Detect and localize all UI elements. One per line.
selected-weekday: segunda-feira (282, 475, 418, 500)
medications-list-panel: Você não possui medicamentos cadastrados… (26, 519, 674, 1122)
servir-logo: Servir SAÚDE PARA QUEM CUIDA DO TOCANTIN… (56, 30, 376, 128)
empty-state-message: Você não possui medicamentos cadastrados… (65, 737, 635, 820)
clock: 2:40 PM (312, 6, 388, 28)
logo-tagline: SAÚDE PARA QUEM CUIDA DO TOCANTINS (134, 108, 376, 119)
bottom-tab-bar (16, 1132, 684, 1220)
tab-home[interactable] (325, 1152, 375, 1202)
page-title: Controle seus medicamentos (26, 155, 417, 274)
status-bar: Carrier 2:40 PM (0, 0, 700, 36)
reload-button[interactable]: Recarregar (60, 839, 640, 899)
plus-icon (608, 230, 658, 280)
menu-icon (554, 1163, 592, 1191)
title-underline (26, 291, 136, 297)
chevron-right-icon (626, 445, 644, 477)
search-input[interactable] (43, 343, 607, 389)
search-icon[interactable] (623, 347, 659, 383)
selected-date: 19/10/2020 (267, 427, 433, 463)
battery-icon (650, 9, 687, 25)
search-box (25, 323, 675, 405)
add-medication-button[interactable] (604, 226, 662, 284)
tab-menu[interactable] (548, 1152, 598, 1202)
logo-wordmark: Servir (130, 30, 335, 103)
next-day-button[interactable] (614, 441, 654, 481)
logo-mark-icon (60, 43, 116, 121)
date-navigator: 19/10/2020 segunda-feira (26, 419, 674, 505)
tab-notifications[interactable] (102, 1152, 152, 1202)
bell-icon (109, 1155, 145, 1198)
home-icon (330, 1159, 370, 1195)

§ SHORT TASK
Rewrite all of the entries above as a numbered list, one line per item, leaving out any blank lines.

§ SOLUTION TO THIS TASK
1. Detect and localize all UI elements. One per line.
2. selected-weekday: segunda-feira (282, 475, 418, 500)
3. medications-list-panel: Você não possui medicamentos cadastrados… (26, 519, 674, 1122)
4. servir-logo: Servir SAÚDE PARA QUEM CUIDA DO TOCANTIN… (56, 30, 376, 128)
5. empty-state-message: Você não possui medicamentos cadastrados… (65, 737, 635, 820)
6. clock: 2:40 PM (312, 6, 388, 28)
7. logo-tagline: SAÚDE PARA QUEM CUIDA DO TOCANTINS (134, 108, 376, 119)
8. bottom-tab-bar (16, 1132, 684, 1220)
9. tab-home[interactable] (325, 1152, 375, 1202)
10. page-title: Controle seus medicamentos (26, 155, 417, 274)
11. status-bar: Carrier 2:40 PM (0, 0, 700, 36)
12. reload-button[interactable]: Recarregar (60, 839, 640, 899)
13. plus-icon (608, 230, 658, 280)
14. menu-icon (554, 1163, 592, 1191)
15. title-underline (26, 291, 136, 297)
16. chevron-right-icon (626, 445, 644, 477)
17. search-input[interactable] (43, 343, 607, 389)
18. search-icon[interactable] (623, 347, 659, 383)
19. selected-date: 19/10/2020 (267, 427, 433, 463)
20. battery-icon (650, 9, 687, 25)
21. search-box (25, 323, 675, 405)
22. add-medication-button[interactable] (604, 226, 662, 284)
23. tab-menu[interactable] (548, 1152, 598, 1202)
24. logo-wordmark: Servir (130, 30, 335, 103)
25. next-day-button[interactable] (614, 441, 654, 481)
26. logo-mark-icon (60, 43, 116, 121)
27. date-navigator: 19/10/2020 segunda-feira (26, 419, 674, 505)
28. tab-notifications[interactable] (102, 1152, 152, 1202)
29. bell-icon (109, 1155, 145, 1198)
30. home-icon (330, 1159, 370, 1195)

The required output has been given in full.